═══ Texto extraído ═══

3.7. Por fim, no que concerne ao pedido de indemnização civil, o arguido considera, por um lado, que a indemnização não é devida, porque não cometeu o crime, por outro, que o montante da indemnização arbitrada à ofendida/demandante, por danos não patrimoniais, é «excessivo e injusto».

A primeira questão, referente à obrigação de indemnizar, está claramente prejudicada pela solução dada ao recurso na parte criminal, tendo ficado assente que o arguido cometeu os factos ilícitos que lhe eram imputados e que foram declarados provados, constituindo-se na obrigação de ressarcir a ofendida pelos danos que a esta causou com aquela conduta ilícita, nos termos das respectivas disposições do direito civil e que foram devidamente citadas na sentença recorrida.

Resta-nos, por isso, discutir da justeza e/ou eventual excessividade do montante arbitrado a título de danos não patrimoniais.

O valor do pedido formulado em 20/09/2017 pela demandante foi por esta fixado em € 5432,89, dos quais € 5000,00 (cinco mil euros) seriam por danos não patrimoniais.

O arguido/demandado foi condenado a pagar-lhe o montante global de € 3428,02, a título de indemnização, correspondendo € 3000,00 (três mil euros) aos danos de natureza não patrimonial e respeitando o valor restante (€ 428,02) a danos patrimoniais, conforme se extrai da fundamentação da decisão.

═══ Os dados ═══

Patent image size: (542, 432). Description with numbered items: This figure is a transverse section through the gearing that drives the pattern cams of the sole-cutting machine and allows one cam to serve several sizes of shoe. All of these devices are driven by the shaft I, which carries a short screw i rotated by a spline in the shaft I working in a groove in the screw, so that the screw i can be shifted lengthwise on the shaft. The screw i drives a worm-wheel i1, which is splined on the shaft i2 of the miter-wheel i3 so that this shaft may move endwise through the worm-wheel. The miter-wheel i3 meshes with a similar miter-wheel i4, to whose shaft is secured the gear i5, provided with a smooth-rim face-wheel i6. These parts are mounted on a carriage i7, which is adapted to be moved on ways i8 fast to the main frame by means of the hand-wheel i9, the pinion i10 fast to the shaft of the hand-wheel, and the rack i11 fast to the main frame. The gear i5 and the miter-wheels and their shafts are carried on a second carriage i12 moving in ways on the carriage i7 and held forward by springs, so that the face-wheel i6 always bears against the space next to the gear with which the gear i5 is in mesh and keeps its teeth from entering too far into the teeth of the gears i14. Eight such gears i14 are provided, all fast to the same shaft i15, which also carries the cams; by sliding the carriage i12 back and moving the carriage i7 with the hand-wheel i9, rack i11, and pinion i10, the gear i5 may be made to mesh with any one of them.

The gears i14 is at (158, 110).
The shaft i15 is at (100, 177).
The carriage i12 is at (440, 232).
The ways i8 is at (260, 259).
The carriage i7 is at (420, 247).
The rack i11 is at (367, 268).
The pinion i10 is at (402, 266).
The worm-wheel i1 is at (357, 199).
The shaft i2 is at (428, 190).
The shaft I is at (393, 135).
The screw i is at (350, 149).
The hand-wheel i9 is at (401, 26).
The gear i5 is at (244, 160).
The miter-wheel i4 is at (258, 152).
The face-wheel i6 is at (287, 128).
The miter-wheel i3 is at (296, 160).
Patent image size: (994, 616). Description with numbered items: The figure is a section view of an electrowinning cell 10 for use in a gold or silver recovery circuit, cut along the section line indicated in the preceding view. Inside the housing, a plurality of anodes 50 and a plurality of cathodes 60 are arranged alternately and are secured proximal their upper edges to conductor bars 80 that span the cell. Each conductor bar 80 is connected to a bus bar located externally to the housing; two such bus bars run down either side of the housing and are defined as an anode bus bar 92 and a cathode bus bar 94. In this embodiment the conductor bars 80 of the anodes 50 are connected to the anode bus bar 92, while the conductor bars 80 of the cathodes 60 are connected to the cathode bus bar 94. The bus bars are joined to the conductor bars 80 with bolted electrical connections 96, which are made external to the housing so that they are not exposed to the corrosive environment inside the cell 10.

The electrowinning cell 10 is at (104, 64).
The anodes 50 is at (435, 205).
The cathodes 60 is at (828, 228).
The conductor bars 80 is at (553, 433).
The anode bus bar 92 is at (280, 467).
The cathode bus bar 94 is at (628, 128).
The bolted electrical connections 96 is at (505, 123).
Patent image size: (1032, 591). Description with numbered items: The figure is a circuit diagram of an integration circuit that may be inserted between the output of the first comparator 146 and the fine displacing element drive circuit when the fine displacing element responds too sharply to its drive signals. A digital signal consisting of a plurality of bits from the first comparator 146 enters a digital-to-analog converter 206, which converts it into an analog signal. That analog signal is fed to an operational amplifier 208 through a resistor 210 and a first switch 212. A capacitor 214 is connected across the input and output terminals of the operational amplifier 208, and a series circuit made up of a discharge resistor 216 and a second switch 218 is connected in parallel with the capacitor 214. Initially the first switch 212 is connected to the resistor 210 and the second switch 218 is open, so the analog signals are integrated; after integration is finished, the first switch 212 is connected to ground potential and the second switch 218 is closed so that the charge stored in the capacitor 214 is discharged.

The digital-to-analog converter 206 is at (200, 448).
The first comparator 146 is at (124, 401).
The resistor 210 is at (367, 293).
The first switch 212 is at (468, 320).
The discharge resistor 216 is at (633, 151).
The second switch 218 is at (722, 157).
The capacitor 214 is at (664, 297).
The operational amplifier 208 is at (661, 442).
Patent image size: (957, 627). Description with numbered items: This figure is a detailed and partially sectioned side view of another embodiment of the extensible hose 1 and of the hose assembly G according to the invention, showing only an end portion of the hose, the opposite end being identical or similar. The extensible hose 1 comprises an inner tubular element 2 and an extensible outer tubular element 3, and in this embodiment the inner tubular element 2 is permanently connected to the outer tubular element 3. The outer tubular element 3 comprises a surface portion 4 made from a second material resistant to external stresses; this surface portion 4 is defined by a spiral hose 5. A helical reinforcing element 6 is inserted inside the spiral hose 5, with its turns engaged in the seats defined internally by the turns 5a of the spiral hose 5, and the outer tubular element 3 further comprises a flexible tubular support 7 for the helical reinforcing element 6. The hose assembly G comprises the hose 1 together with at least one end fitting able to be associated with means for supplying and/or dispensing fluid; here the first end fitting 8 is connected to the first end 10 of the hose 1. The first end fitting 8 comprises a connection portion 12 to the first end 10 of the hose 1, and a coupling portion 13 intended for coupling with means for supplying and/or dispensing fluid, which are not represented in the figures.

═══

Tarefa atribuída A: No texto sobre o pedido de indemnização civil, que montante foi o arguido condenado a pagar por danos não patrimoniais?
Tarefa atribuída B: Diga se cada afirmação concorda com o texto sobre o pedido de indemnização civil, respondendo sim ou não e citando as palavras do texto que decidem: (i) o pedido da demandante foi formulado em 20/09/2017; (ii) a demandante pediu € 3000,00 por danos não patrimoniais; (iii) o arguido considera o montante arbitrado por danos não patrimoniais «excessivo e injusto».
Tarefa atribuída C: Continue o texto sobre o pedido de indemnização civil a partir do ponto em que termina.

Resposta à tarefa A: € 3000,00 (três mil euros).

Resposta à tarefa B:
(i) Sim: "O valor do pedido formulado em 20/09/2017 pela demandante".
(ii) Não: "dos quais € 5000,00 (cinco mil euros) seriam por danos não patrimoniais".
(iii) Sim: "é «excessivo e injusto»".

Resposta à tarefa C:
Porque o valor do pedido é superior à alçada do tribunal de primeira instância – que está fixada em € 5000 – e o arguido foi condenado em valor superior a metade dessa alçada, a decisão é também recorrível nesta parte (artigo 400.º, n.º 2, do CPP), tendo o arguido legitimidade para tal.

O recorrente não discute os pressupostos da sua responsabilidade civil, tendo os mesmos, bem como os critérios seguidos para determinar o montante dos danos que aqui estão em causa, sido clara e exaustivamente expostos, na decisão impugnada, para ela se remetendo, neste momento, sem necessidade de maiores desenvolvimentos em tal matéria, apenas se reforçando a ideia, ali vincada, de que «a indemnização por danos não patrimoniais não visa, propriamente, o ressarcimento do lesado, mas antes oferecer-lhe uma compensação que seja justo contrabalanço para o mal sofrido (neste sentido. Rui Alarcão, Direito das Obrigações, Livraria Almedina, 1983. pp. 270), devendo, para cobrar efeito dignificante, ser significativa e não meramente simbólica».

Ora, o tribunal recorrido teve em consideração a «globalidade do quadro» traçado na matéria de facto provada, «designadamente a extensão e natureza dos danos», apelando a um «juízo de equidade», tendo fixado a indemnização, «à luz do critério da ponderação das realidades da vida e com o melindre que sempre acarreta a quantificação de tais danos», nos aludidos € 3000,00 (três mil euros).

Na nossa perspectiva, perante o aludido quadro – tipo de agressão, zonas corporais atingidas, consequências para a ofendida em termos de dores, tempo de doença, dificuldades posteriores na execução de tarefas que exijam a utilização da mão esquerda, submissão a vários exames médicos, consultas, assistência hospitalar, sequelas de carácter permanente e abalo psicológico decorrente de toda a aludida situação, ponderando ainda a capacidade económica do demandado e da demandante -, o aludido montante jamais poderá ser considerado excessivo e, por isso, injusto, não se vislumbrando quaisquer razões para a sua redução.
Improcedendo, assim, nesta parte, o recurso.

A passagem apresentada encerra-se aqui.